_WHAT THE EXERCISE ASKS_
Pull out every line with the word "placeholder".

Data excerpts
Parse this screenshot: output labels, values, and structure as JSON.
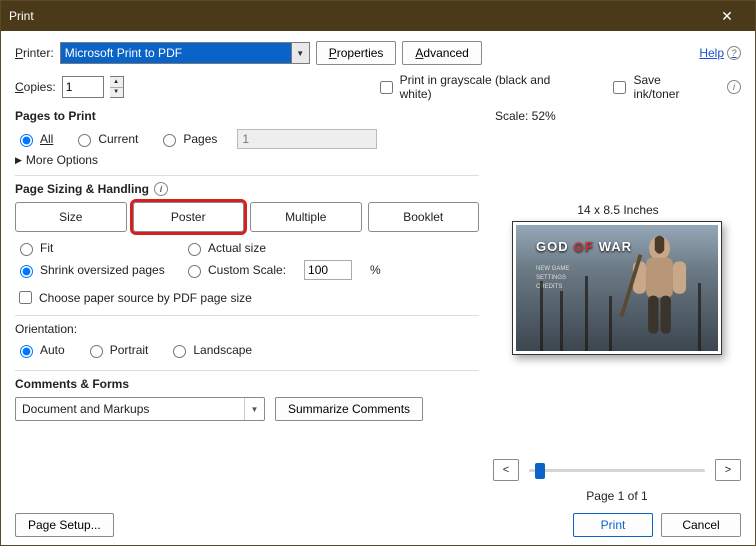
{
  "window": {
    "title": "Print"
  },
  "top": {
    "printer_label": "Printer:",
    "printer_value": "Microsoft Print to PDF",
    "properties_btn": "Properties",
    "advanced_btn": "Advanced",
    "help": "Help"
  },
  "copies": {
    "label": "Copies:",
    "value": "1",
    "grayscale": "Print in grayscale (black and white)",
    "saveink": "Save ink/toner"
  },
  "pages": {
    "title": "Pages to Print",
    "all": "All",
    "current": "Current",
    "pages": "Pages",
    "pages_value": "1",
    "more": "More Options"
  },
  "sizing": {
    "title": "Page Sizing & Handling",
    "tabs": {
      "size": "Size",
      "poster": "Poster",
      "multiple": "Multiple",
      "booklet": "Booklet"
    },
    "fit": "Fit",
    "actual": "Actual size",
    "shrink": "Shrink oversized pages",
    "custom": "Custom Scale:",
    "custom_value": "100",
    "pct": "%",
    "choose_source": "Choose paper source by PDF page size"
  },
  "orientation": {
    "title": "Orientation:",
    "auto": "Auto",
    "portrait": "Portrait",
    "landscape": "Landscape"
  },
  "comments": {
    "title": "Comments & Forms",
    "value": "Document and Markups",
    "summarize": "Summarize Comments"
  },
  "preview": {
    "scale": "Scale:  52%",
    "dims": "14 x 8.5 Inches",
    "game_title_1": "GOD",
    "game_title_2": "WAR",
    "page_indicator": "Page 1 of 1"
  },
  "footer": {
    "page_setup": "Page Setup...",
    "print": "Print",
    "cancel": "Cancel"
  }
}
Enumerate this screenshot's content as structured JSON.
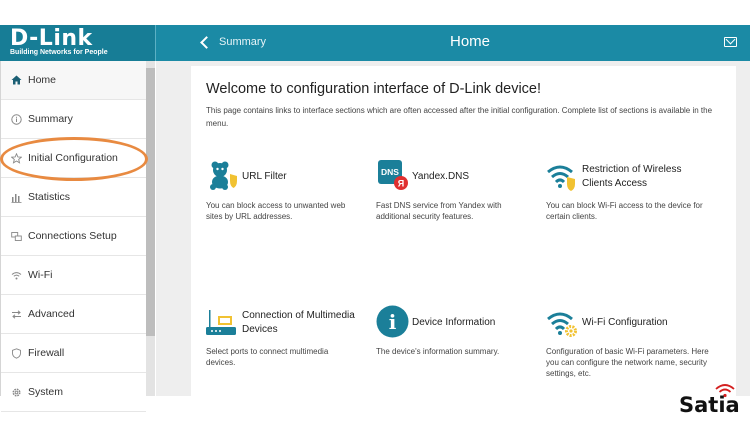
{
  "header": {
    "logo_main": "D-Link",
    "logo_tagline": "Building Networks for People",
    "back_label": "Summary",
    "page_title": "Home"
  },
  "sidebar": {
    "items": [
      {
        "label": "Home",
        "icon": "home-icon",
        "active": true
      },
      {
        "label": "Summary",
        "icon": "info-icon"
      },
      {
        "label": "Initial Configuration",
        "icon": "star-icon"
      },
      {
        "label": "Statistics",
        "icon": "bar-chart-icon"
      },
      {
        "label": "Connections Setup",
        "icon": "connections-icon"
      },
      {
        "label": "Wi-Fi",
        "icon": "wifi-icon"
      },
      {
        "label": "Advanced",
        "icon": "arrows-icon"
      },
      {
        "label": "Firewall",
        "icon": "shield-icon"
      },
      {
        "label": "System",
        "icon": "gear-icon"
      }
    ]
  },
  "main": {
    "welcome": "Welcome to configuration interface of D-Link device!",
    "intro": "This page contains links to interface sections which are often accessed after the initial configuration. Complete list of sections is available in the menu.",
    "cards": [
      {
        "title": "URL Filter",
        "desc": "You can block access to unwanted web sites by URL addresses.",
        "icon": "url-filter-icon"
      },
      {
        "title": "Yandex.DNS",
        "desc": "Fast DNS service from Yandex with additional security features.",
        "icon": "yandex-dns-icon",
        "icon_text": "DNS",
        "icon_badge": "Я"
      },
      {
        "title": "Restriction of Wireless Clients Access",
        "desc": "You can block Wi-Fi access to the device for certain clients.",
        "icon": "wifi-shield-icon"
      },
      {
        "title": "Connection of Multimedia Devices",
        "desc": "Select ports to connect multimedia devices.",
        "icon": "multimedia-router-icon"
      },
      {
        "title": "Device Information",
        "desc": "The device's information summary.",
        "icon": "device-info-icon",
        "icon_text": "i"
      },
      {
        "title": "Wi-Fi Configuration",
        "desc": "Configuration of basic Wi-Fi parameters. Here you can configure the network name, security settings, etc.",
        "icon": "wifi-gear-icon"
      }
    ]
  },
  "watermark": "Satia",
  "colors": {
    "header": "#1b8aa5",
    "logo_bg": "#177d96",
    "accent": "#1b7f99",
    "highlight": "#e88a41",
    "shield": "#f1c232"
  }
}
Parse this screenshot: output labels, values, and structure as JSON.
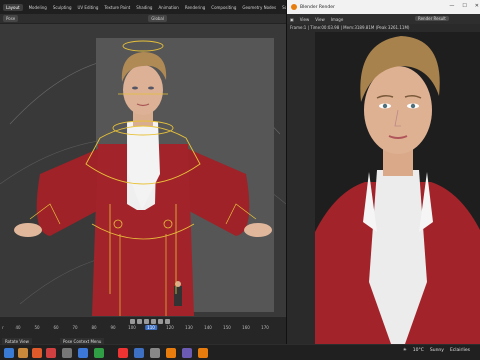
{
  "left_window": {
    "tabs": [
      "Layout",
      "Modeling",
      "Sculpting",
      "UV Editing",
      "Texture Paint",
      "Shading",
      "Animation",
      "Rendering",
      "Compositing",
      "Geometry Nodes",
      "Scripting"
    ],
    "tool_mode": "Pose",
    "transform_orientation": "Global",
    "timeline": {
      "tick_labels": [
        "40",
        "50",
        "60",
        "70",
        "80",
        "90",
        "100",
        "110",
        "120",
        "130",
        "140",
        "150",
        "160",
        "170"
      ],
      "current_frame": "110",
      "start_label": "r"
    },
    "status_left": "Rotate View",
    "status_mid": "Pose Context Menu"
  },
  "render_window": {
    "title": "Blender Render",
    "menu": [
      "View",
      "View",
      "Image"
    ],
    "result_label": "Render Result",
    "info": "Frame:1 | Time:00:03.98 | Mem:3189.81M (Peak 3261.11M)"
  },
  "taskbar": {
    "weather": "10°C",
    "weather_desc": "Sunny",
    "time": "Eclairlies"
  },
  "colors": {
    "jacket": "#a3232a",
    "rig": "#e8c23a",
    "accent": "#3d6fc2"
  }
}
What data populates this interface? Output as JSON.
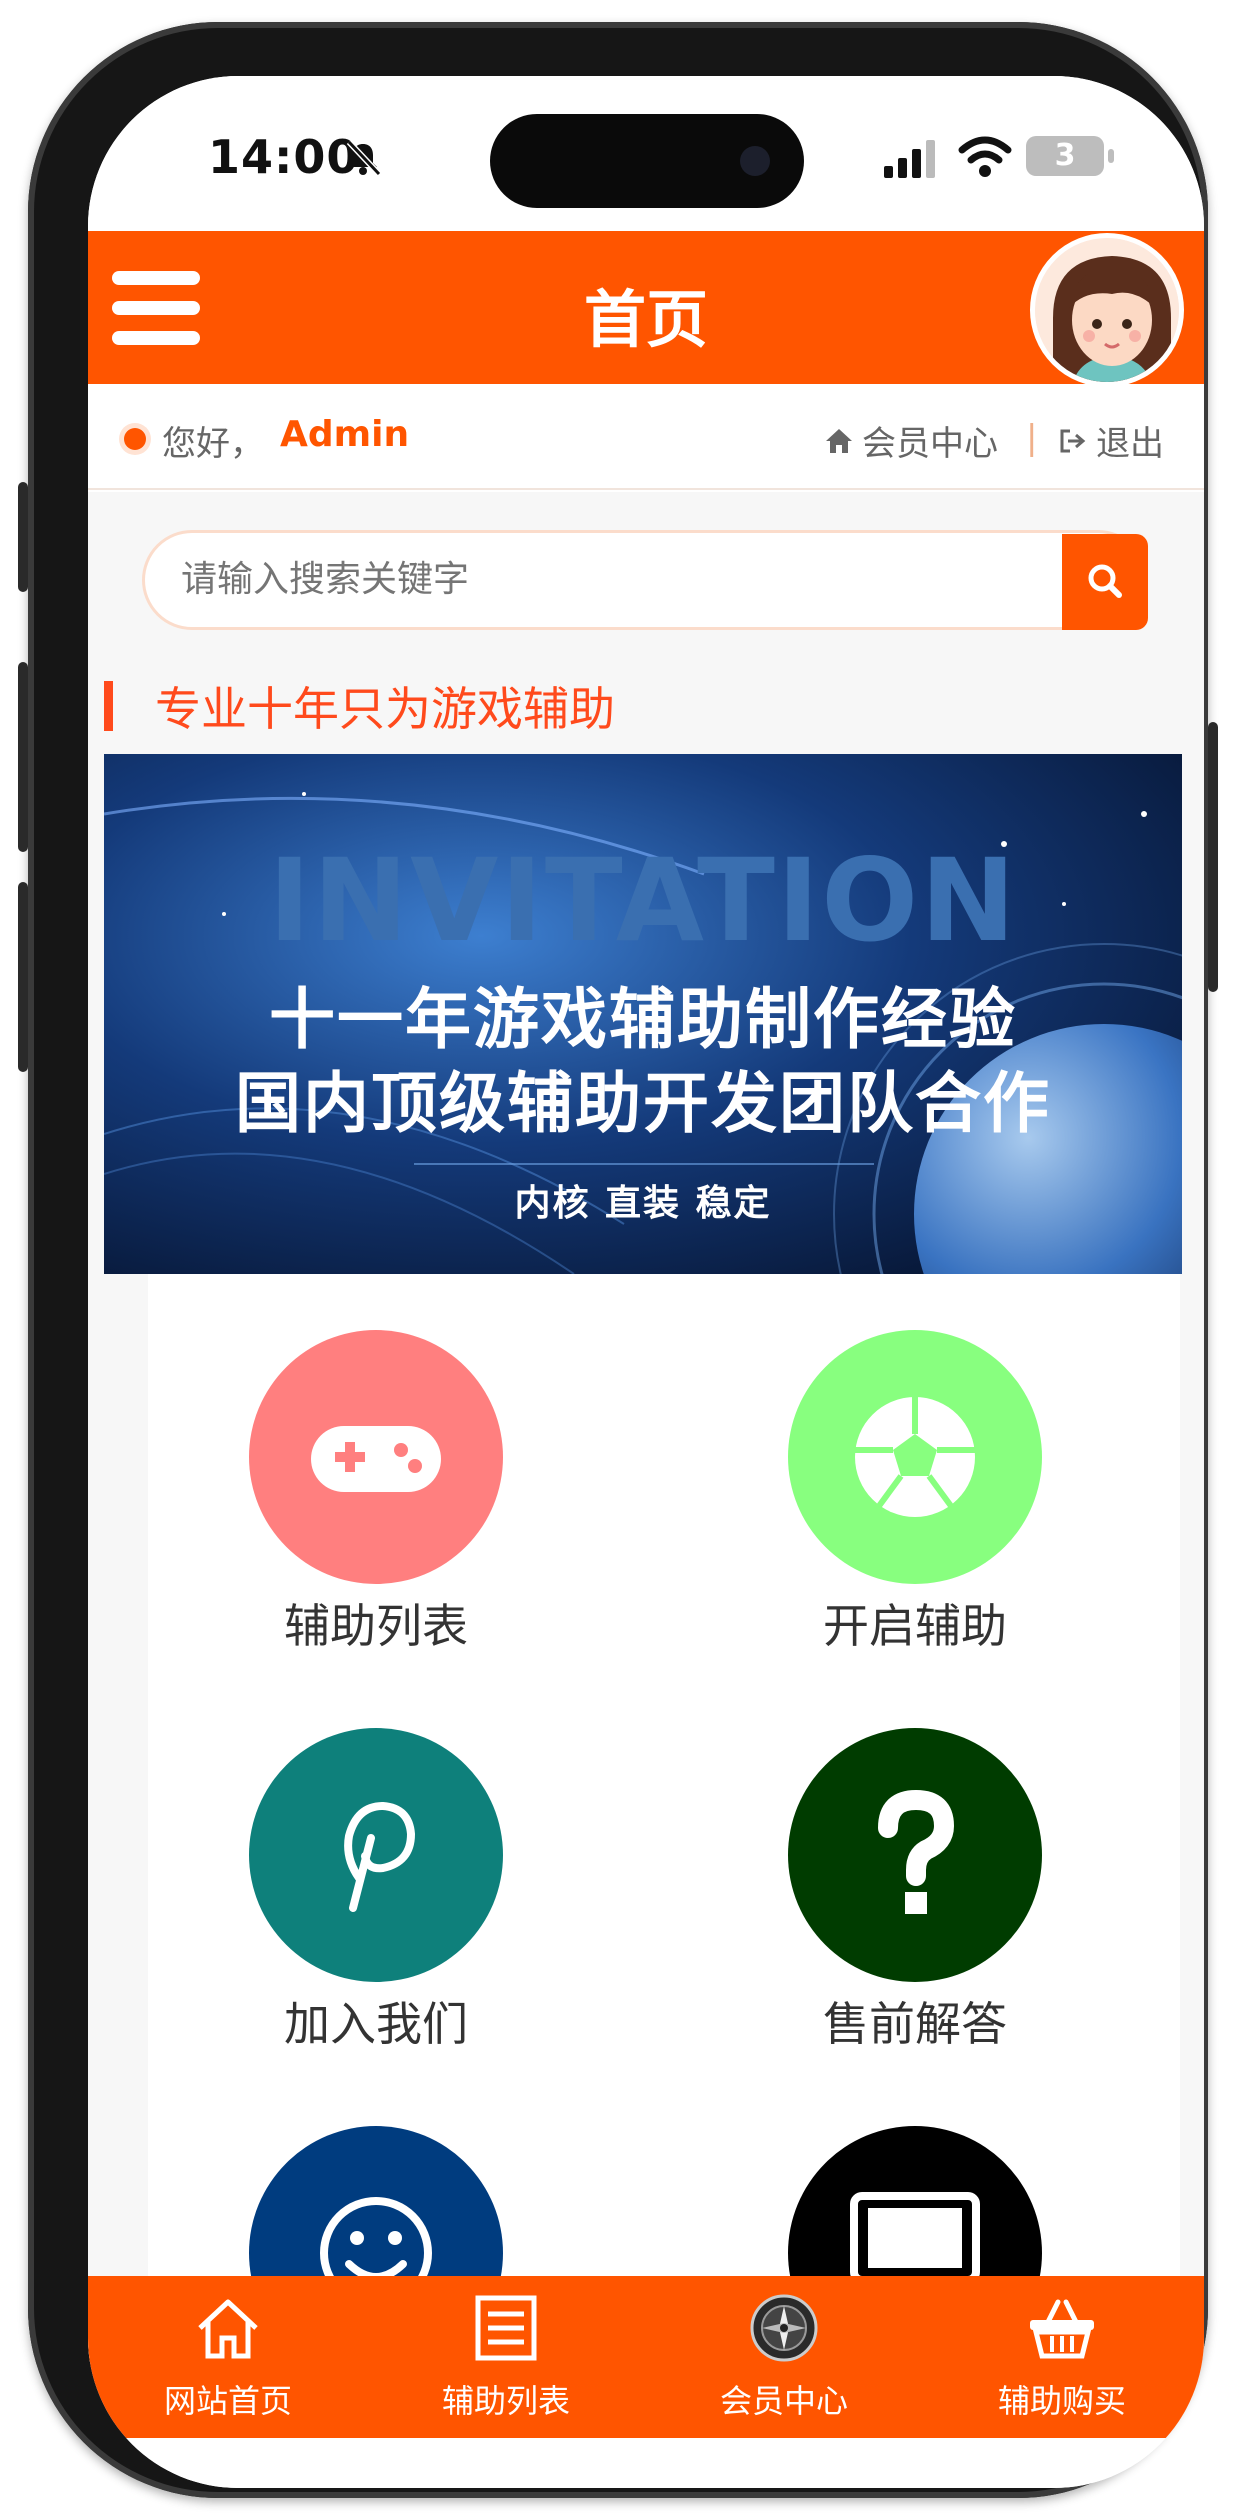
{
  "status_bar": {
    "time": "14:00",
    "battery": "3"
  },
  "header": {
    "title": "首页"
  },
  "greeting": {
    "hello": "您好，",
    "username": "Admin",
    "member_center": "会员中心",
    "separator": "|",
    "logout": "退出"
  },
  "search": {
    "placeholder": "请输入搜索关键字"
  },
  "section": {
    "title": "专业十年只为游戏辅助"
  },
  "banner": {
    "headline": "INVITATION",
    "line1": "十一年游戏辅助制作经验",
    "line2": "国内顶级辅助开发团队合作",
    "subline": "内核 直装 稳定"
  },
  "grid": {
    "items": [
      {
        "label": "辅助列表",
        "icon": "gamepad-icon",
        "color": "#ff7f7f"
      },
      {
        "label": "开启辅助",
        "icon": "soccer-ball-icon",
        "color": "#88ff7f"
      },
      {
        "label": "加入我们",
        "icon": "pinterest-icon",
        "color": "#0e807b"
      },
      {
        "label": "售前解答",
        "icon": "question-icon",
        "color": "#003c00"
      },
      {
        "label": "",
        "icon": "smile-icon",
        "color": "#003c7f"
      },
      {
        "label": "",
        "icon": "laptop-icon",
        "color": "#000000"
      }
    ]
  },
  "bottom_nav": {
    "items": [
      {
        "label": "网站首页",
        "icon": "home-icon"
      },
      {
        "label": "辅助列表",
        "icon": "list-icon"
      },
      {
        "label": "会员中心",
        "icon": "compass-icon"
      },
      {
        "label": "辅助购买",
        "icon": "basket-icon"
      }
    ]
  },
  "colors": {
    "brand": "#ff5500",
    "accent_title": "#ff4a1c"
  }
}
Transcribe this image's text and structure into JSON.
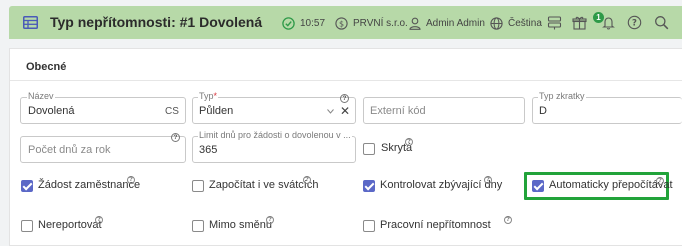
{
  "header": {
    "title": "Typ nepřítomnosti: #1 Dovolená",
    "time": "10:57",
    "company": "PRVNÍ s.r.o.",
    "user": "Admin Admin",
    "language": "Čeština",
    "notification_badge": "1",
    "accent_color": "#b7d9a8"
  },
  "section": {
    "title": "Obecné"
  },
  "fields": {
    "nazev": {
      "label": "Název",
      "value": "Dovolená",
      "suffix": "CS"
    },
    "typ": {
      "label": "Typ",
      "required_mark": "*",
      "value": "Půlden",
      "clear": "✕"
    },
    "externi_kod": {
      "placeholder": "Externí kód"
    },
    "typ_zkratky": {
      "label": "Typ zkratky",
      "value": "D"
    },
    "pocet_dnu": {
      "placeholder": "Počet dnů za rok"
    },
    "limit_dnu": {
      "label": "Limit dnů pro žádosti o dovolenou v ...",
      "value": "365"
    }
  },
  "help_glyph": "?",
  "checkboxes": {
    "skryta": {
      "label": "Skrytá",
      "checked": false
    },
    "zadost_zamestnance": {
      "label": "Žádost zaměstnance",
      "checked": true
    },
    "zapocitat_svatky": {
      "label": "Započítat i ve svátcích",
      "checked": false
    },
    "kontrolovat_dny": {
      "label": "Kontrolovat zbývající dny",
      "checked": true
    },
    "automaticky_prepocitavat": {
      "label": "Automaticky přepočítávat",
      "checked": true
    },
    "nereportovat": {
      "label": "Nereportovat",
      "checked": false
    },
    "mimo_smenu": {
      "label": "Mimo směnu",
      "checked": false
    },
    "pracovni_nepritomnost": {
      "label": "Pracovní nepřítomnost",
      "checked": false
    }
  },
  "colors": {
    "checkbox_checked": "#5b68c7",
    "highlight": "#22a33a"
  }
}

_SOLUTION TO THE EXERCISE_
    "placeholder": "请输入搜索关键字"
      "placeholder": "Externí kód"
      "placeholder": "Počet dnů za rok"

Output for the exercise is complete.